[Start of Extracted information]

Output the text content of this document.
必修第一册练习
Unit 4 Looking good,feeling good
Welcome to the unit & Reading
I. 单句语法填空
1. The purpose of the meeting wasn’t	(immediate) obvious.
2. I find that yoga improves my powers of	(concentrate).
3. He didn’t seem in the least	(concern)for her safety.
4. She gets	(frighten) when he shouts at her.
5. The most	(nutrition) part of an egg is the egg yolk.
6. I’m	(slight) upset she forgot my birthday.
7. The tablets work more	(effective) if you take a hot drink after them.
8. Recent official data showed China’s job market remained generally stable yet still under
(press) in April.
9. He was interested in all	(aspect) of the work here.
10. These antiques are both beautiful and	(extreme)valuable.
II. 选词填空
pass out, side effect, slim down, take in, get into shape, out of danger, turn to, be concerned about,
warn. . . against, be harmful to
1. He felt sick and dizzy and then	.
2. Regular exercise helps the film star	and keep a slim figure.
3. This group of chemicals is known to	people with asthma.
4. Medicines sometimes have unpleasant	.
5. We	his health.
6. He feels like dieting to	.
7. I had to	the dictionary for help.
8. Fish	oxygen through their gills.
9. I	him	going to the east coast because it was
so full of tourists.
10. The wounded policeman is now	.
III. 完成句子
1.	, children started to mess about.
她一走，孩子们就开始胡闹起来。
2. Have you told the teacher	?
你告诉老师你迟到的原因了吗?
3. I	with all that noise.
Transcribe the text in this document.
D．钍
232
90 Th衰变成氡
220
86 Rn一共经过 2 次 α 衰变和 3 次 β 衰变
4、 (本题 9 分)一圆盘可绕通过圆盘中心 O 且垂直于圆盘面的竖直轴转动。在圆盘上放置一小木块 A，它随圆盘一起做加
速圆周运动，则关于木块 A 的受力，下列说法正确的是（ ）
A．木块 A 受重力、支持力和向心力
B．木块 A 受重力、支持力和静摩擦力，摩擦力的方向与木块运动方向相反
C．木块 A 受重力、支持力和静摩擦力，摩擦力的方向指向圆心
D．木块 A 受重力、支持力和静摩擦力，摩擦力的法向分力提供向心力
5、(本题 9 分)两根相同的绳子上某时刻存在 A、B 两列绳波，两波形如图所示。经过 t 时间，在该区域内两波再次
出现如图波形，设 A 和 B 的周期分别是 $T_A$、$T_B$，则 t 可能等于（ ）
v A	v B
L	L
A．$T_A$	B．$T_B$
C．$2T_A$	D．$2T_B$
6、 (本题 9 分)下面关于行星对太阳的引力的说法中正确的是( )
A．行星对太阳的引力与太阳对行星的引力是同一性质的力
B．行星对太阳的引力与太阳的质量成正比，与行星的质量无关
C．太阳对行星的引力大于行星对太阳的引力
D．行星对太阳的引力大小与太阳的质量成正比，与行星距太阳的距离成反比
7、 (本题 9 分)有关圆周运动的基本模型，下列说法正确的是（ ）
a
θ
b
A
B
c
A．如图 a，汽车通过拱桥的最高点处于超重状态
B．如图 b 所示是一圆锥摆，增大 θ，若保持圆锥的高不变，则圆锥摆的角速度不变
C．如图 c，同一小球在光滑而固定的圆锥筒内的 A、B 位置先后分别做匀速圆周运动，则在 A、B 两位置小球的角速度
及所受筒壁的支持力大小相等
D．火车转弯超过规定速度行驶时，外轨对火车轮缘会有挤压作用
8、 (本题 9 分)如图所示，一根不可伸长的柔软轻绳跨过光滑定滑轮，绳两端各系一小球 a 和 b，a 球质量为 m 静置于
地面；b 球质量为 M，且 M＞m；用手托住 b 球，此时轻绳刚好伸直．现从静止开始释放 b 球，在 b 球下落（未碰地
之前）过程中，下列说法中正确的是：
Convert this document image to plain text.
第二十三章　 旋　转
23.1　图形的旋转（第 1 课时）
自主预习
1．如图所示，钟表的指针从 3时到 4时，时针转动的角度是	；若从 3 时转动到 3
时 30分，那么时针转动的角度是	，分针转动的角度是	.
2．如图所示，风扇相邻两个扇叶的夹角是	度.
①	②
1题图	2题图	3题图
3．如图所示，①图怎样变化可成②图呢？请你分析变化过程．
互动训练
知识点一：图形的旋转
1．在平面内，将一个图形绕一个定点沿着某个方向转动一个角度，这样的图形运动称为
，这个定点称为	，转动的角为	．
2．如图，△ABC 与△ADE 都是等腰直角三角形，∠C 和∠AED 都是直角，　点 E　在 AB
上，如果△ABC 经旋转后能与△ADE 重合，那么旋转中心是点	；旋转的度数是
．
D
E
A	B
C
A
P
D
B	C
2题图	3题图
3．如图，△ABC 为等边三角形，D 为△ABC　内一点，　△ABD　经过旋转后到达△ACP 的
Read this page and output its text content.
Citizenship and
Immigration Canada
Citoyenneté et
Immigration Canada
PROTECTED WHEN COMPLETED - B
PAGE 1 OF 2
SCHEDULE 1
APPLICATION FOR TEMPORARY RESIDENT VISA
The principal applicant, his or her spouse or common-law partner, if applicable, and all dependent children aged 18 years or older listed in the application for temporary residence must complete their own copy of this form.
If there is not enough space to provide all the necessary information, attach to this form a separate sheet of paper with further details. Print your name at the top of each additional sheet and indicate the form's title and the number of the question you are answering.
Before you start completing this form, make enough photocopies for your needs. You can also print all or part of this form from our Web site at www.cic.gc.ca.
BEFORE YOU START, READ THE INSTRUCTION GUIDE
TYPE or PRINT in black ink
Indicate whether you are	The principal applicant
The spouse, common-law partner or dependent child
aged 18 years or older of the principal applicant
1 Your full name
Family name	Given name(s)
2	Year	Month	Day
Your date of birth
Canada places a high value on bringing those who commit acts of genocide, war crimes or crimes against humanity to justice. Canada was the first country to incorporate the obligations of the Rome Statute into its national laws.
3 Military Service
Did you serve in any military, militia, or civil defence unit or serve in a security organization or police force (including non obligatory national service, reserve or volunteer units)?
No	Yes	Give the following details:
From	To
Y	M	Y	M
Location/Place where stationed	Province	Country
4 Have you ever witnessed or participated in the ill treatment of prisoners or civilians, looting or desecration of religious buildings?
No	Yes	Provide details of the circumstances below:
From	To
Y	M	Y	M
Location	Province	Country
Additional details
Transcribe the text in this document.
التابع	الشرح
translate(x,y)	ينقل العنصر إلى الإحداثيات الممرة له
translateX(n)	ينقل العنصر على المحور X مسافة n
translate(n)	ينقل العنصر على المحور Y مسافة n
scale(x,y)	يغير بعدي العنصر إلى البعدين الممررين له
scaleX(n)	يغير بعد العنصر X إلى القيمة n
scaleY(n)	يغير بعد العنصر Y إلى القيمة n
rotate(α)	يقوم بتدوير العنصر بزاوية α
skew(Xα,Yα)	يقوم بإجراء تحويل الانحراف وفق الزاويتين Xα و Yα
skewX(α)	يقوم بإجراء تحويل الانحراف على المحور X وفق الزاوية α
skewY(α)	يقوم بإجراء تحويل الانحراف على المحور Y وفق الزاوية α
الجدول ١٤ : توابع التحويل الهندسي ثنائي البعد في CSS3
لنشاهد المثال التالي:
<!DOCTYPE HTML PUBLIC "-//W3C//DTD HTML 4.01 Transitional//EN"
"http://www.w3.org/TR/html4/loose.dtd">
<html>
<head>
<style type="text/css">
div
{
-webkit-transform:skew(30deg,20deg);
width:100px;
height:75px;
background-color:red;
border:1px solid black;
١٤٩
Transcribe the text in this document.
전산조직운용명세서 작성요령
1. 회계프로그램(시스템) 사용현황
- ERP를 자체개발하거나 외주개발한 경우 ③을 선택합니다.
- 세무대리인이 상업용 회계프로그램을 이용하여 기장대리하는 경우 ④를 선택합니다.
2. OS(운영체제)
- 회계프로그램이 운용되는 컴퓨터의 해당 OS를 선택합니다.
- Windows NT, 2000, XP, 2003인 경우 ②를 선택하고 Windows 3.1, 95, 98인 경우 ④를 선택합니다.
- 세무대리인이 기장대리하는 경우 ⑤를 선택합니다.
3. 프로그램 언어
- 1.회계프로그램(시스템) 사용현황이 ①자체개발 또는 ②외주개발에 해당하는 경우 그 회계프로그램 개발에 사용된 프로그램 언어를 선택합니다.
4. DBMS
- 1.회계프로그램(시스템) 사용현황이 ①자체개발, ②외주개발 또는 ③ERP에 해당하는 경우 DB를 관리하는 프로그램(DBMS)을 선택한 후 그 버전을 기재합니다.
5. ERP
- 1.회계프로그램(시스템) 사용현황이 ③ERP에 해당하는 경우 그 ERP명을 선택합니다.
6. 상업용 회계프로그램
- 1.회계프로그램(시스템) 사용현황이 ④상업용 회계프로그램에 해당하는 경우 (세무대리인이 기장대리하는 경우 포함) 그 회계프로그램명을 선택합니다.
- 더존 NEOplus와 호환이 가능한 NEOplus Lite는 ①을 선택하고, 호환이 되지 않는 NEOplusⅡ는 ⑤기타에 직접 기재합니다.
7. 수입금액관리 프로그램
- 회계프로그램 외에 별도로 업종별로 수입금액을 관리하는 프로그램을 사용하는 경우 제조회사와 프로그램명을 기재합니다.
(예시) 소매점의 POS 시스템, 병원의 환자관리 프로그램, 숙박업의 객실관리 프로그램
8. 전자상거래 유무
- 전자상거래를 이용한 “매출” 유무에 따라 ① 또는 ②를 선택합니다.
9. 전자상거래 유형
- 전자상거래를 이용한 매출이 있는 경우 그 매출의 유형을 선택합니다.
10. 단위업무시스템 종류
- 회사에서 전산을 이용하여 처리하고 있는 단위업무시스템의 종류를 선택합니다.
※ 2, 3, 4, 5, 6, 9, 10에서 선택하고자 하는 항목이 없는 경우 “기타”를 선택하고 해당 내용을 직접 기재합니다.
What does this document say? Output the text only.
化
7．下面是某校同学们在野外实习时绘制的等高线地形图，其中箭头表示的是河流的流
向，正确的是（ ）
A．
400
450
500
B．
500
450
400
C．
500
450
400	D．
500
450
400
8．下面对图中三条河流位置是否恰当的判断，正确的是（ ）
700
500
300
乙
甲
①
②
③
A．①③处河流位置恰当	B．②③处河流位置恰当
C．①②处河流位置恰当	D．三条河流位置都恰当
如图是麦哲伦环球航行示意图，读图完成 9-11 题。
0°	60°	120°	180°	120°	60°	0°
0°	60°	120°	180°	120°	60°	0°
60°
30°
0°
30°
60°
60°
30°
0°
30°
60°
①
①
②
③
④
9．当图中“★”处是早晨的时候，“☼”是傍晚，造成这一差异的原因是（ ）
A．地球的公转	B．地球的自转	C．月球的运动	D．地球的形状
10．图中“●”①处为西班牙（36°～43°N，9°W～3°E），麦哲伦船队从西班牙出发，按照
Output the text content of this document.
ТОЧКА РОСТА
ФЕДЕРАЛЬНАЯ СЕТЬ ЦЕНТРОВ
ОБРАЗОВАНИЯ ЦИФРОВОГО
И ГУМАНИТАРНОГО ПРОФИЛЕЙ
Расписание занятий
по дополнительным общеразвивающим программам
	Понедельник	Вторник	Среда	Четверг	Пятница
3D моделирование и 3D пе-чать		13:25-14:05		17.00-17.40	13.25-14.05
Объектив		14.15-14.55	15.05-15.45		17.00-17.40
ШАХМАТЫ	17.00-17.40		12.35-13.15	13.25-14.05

[End of Extracted information]

Directions ::
Return the lines above, from the one containing "What does this" to the end, exactly as they stand.

Output for this exercise ::
What does this document say? Output the text only.
化
7．下面是某校同学们在野外实习时绘制的等高线地形图，其中箭头表示的是河流的流
向，正确的是（ ）
A．
400
450
500
B．
500
450
400
C．
500
450
400	D．
500
450
400
8．下面对图中三条河流位置是否恰当的判断，正确的是（ ）
700
500
300
乙
甲
①
②
③
A．①③处河流位置恰当	B．②③处河流位置恰当
C．①②处河流位置恰当	D．三条河流位置都恰当
如图是麦哲伦环球航行示意图，读图完成 9-11 题。
0°	60°	120°	180°	120°	60°	0°
0°	60°	120°	180°	120°	60°	0°
60°
30°
0°
30°
60°
60°
30°
0°
30°
60°
①
①
②
③
④
9．当图中“★”处是早晨的时候，“☼”是傍晚，造成这一差异的原因是（ ）
A．地球的公转	B．地球的自转	C．月球的运动	D．地球的形状
10．图中“●”①处为西班牙（36°～43°N，9°W～3°E），麦哲伦船队从西班牙出发，按照
Output the text content of this document.
ТОЧКА РОСТА
ФЕДЕРАЛЬНАЯ СЕТЬ ЦЕНТРОВ
ОБРАЗОВАНИЯ ЦИФРОВОГО
И ГУМАНИТАРНОГО ПРОФИЛЕЙ
Расписание занятий
по дополнительным общеразвивающим программам
	Понедельник	Вторник	Среда	Четверг	Пятница
3D моделирование и 3D пе-чать		13:25-14:05		17.00-17.40	13.25-14.05
Объектив		14.15-14.55	15.05-15.45		17.00-17.40
ШАХМАТЫ	17.00-17.40		12.35-13.15	13.25-14.05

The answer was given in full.